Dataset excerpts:
• • •
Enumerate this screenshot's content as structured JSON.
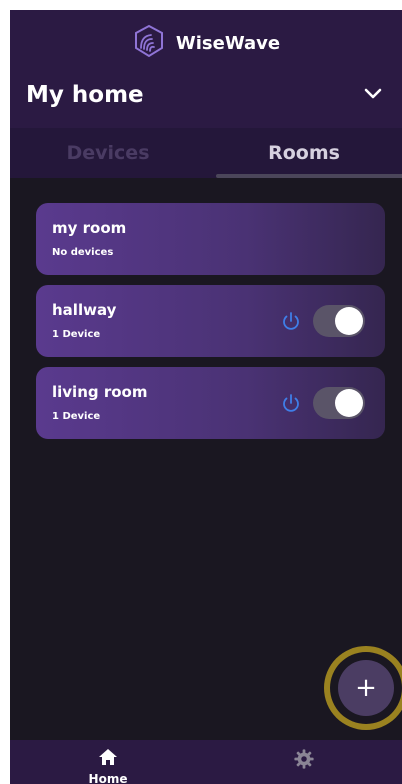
{
  "app": {
    "name": "WiseWave"
  },
  "header": {
    "home_title": "My home"
  },
  "tabs": [
    {
      "label": "Devices",
      "active": false
    },
    {
      "label": "Rooms",
      "active": true
    }
  ],
  "rooms": [
    {
      "name": "my room",
      "subtitle": "No devices",
      "has_controls": false
    },
    {
      "name": "hallway",
      "subtitle": "1 Device",
      "has_controls": true,
      "on": true
    },
    {
      "name": "living room",
      "subtitle": "1 Device",
      "has_controls": true,
      "on": true
    }
  ],
  "fab": {
    "icon": "plus-icon",
    "symbol": "+"
  },
  "bottom_nav": [
    {
      "label": "Home",
      "icon": "home-icon",
      "active": true
    },
    {
      "label": "",
      "icon": "gear-icon",
      "active": false
    }
  ],
  "colors": {
    "background": "#1a1721",
    "header": "#2b1a43",
    "accent_blue": "#3f7ee8",
    "room_gradient_start": "#5a3a8e",
    "fab_ring": "#9a8220"
  }
}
• • •
GOAL OF THE EXERCISE:
Copy out the lines that hold "label".

THE REPLY:
      "label": "Devices",
      "label": "Rooms",
      "label": "Home",
      "label": "",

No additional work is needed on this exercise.